--- START ---
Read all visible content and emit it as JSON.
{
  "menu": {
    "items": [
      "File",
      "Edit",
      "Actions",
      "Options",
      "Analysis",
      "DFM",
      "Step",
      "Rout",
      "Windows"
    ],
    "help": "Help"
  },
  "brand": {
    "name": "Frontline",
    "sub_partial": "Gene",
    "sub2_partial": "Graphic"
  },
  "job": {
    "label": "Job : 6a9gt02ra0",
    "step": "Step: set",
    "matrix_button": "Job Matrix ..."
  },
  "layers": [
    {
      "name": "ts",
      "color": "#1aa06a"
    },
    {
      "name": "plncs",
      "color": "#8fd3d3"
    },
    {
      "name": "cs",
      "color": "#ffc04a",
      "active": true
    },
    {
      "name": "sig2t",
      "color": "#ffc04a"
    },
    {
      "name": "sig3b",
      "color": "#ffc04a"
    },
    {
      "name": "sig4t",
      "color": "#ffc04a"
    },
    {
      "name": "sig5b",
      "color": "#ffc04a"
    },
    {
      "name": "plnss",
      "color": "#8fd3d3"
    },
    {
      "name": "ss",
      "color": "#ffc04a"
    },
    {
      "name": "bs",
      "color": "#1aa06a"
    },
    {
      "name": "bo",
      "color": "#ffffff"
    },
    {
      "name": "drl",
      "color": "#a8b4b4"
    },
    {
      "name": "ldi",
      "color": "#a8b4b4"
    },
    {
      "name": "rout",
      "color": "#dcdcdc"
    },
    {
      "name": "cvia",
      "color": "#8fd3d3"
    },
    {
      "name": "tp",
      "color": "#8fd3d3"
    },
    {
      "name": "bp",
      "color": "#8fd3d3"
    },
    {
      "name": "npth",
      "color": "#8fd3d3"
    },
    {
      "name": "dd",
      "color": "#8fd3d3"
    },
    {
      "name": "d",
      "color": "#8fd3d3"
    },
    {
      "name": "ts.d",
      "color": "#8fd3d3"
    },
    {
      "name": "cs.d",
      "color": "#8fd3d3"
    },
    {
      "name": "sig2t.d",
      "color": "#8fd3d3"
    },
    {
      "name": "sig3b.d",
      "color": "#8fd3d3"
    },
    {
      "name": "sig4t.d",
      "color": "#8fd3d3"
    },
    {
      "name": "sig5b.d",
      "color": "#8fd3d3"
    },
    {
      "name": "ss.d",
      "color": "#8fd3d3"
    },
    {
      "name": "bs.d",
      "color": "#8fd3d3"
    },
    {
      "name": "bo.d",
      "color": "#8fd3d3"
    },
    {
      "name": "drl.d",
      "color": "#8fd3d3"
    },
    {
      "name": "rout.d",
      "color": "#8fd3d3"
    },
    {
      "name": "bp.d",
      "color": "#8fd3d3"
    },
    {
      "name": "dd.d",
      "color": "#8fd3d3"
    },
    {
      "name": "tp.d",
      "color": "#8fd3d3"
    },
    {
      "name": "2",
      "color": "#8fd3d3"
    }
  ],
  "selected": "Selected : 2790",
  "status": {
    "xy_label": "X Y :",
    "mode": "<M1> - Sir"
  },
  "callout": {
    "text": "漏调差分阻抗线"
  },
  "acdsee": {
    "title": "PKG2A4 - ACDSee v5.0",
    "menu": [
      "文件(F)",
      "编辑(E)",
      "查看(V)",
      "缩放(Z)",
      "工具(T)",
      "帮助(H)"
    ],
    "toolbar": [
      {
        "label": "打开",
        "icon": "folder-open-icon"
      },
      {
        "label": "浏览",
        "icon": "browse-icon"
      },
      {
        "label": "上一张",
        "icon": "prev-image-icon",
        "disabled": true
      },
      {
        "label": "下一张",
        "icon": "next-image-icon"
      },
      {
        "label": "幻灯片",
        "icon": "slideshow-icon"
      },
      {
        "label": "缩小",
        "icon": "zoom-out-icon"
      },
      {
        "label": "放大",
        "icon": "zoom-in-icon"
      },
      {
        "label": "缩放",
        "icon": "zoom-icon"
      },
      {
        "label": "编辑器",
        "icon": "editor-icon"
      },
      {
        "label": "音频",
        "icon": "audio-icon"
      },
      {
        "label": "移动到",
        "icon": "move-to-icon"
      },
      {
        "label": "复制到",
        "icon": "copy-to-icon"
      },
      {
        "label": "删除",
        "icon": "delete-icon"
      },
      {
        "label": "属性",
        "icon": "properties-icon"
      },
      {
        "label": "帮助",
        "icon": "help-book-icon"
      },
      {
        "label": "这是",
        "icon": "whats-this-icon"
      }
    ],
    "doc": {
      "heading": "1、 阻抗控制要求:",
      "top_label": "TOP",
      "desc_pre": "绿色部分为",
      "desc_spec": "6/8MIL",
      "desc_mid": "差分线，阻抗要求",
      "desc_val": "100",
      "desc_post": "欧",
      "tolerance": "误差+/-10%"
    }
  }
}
--- END ---
Every line that holds the word "zoom" should be extracted.

        "icon": "zoom-out-icon"
        "icon": "zoom-in-icon"
        "icon": "zoom-icon"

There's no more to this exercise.